**EXERCISE AIM**
Scan the entries below and report only how many lines contain "että".

(Dataset items)
════════════════

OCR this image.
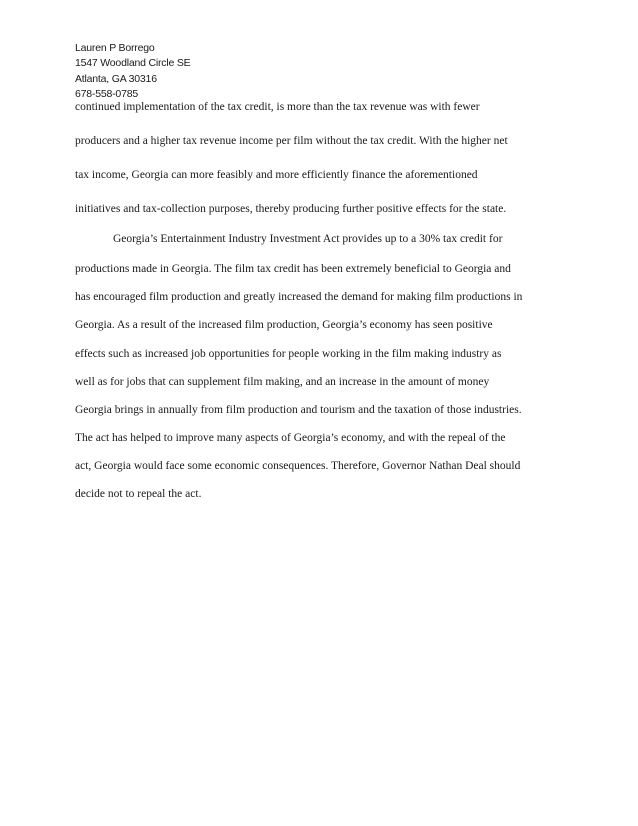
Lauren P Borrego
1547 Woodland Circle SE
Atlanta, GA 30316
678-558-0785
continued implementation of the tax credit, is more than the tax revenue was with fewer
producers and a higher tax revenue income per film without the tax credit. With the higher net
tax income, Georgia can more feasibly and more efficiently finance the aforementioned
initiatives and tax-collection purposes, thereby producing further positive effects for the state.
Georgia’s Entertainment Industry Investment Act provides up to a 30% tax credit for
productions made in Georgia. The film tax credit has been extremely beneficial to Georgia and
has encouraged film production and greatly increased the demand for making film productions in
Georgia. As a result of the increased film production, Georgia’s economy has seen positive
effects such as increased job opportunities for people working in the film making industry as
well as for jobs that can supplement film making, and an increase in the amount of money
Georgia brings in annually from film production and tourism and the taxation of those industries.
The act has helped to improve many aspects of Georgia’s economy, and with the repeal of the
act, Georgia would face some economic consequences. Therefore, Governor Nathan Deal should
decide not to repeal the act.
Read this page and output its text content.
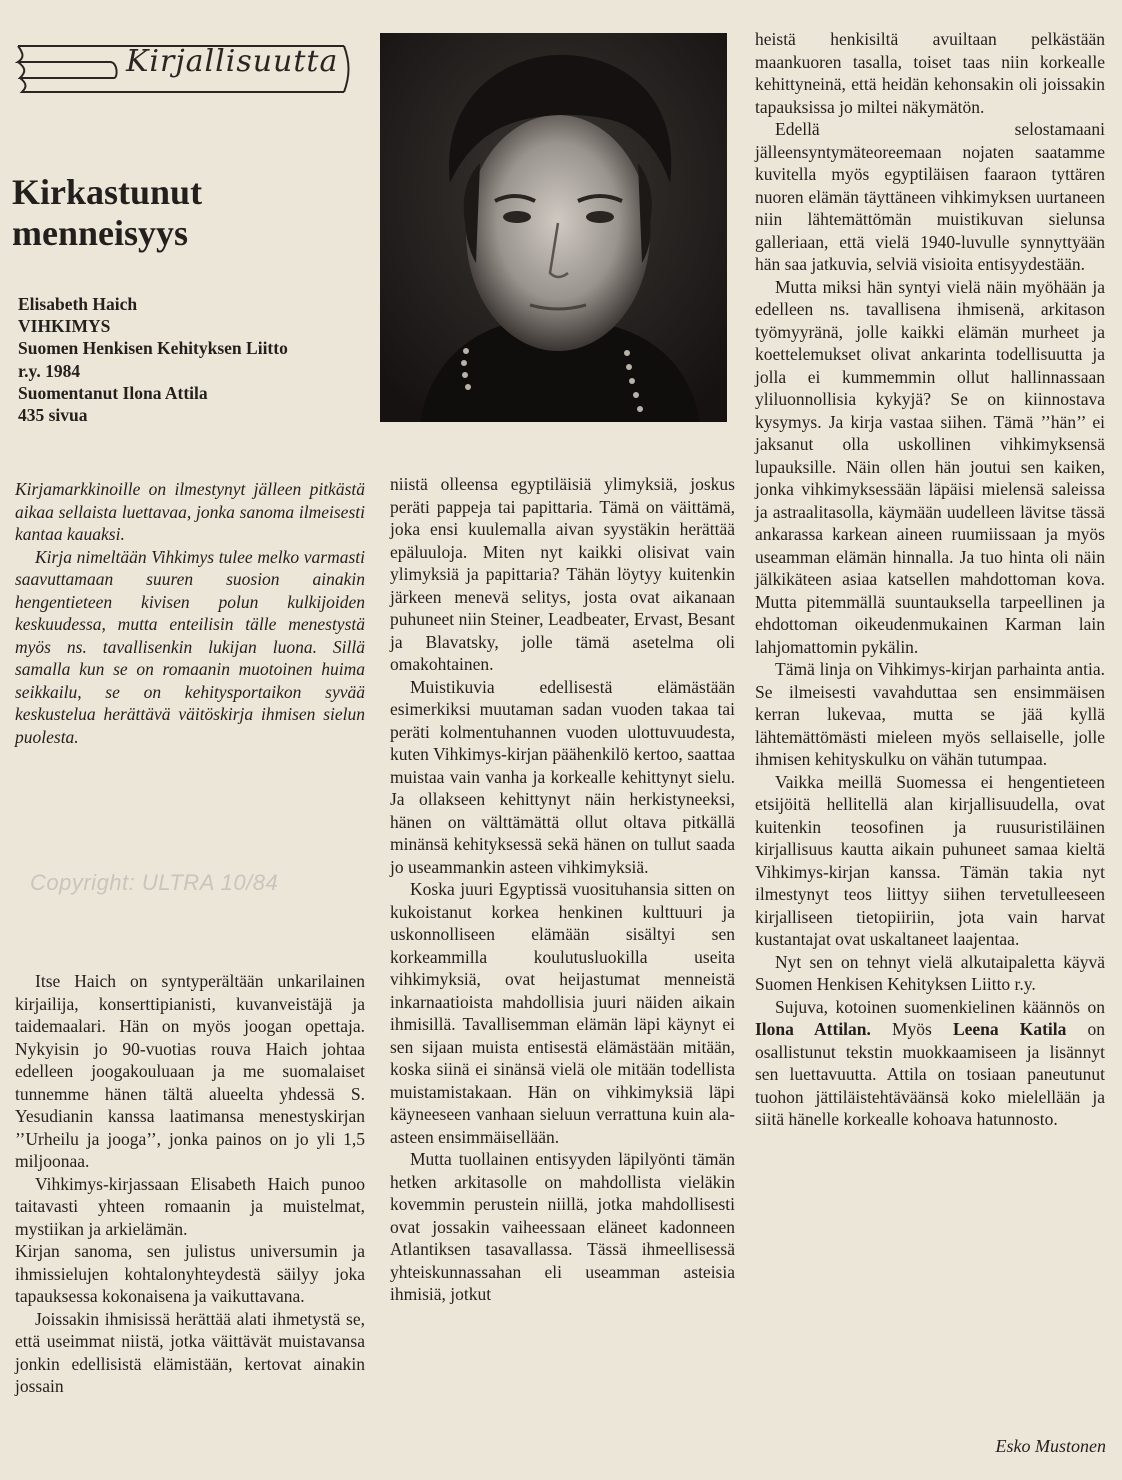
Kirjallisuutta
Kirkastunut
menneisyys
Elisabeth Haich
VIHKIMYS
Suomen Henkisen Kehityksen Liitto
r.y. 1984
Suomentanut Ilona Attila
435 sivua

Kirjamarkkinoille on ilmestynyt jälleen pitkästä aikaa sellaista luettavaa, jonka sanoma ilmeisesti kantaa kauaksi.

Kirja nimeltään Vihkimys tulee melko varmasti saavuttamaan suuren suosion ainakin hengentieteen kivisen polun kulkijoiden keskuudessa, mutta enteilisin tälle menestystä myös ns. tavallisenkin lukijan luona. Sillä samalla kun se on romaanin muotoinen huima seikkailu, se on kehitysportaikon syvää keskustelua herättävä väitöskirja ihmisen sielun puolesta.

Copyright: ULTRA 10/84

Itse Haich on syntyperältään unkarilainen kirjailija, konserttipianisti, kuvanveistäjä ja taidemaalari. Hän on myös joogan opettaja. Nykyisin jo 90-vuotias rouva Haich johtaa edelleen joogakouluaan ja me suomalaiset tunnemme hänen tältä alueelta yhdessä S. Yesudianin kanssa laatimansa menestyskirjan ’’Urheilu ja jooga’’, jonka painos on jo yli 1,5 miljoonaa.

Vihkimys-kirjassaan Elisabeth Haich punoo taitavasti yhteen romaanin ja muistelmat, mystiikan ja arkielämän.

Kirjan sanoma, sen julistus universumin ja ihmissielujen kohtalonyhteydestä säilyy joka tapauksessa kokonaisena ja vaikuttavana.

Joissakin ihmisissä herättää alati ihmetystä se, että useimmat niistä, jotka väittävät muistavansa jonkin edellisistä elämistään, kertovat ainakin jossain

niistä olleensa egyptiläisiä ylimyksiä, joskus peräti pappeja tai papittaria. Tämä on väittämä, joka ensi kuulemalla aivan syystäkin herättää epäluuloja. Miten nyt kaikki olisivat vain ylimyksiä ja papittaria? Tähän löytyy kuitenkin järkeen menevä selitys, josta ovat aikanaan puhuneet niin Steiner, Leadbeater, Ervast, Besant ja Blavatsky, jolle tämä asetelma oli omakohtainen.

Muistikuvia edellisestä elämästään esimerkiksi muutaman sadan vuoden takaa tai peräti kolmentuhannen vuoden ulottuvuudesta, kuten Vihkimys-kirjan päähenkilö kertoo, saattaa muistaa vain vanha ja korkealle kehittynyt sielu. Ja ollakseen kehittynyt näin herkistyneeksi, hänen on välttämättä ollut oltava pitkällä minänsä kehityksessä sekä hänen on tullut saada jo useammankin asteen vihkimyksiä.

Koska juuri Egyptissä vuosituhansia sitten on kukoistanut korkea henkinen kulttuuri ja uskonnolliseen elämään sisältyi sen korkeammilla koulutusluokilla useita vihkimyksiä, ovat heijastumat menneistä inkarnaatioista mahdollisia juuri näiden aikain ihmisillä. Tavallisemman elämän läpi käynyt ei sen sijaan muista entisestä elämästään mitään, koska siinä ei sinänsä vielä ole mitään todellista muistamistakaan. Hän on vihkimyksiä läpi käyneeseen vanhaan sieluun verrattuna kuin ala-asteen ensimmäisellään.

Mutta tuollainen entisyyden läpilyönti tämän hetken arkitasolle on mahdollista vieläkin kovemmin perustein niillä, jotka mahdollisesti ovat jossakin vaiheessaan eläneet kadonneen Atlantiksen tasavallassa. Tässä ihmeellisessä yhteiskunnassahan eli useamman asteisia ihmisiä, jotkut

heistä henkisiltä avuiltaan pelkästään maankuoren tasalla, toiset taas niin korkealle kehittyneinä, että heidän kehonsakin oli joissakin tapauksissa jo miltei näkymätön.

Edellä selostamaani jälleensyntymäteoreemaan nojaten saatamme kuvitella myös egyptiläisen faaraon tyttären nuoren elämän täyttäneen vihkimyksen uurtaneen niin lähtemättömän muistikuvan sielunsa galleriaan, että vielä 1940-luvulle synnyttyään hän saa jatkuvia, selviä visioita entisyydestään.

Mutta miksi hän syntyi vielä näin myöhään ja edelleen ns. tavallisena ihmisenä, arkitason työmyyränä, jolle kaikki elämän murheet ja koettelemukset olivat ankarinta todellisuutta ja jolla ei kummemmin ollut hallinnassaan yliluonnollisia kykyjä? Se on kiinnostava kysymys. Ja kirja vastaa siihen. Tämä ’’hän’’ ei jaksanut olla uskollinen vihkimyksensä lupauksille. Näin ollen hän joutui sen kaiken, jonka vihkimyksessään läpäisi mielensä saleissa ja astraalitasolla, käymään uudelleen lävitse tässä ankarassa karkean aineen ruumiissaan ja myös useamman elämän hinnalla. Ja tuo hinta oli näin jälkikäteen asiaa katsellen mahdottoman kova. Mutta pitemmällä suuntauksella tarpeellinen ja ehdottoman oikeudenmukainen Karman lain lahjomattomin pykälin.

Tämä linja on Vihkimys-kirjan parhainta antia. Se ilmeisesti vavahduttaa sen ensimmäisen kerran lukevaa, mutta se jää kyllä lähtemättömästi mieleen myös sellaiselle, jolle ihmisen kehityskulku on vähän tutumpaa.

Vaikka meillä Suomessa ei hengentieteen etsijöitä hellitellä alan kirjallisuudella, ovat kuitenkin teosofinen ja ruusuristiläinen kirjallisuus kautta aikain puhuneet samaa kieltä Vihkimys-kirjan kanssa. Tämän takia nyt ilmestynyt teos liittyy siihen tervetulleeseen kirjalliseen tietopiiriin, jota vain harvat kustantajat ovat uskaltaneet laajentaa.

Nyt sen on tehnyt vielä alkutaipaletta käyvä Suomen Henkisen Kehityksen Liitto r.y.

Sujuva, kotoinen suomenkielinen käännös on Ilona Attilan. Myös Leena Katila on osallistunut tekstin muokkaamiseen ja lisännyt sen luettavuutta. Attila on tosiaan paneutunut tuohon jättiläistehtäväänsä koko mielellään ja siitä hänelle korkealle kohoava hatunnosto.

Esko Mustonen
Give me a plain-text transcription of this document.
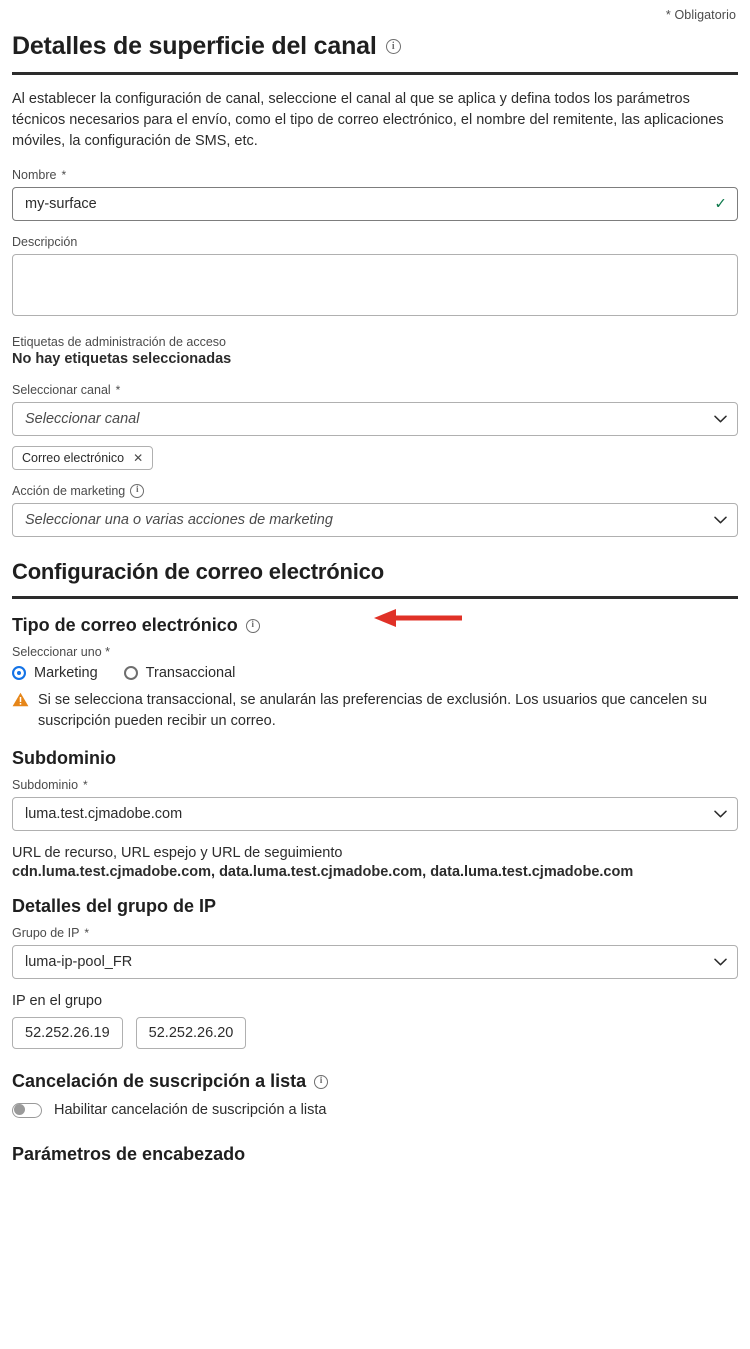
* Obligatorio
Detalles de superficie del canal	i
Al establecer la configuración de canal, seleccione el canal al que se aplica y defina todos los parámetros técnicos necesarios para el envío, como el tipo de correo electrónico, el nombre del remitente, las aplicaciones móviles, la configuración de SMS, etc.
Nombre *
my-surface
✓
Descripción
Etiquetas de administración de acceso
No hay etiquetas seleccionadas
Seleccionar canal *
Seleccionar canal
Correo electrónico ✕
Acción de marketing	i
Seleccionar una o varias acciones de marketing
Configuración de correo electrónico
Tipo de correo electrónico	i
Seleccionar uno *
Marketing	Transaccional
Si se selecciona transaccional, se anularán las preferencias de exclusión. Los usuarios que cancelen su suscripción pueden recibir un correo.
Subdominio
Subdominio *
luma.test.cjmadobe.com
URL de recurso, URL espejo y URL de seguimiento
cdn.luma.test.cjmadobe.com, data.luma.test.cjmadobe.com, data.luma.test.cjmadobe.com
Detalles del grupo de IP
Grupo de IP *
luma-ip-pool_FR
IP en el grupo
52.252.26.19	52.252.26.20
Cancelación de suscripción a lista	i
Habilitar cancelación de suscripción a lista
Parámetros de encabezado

════════════════

**SOLUTION**
3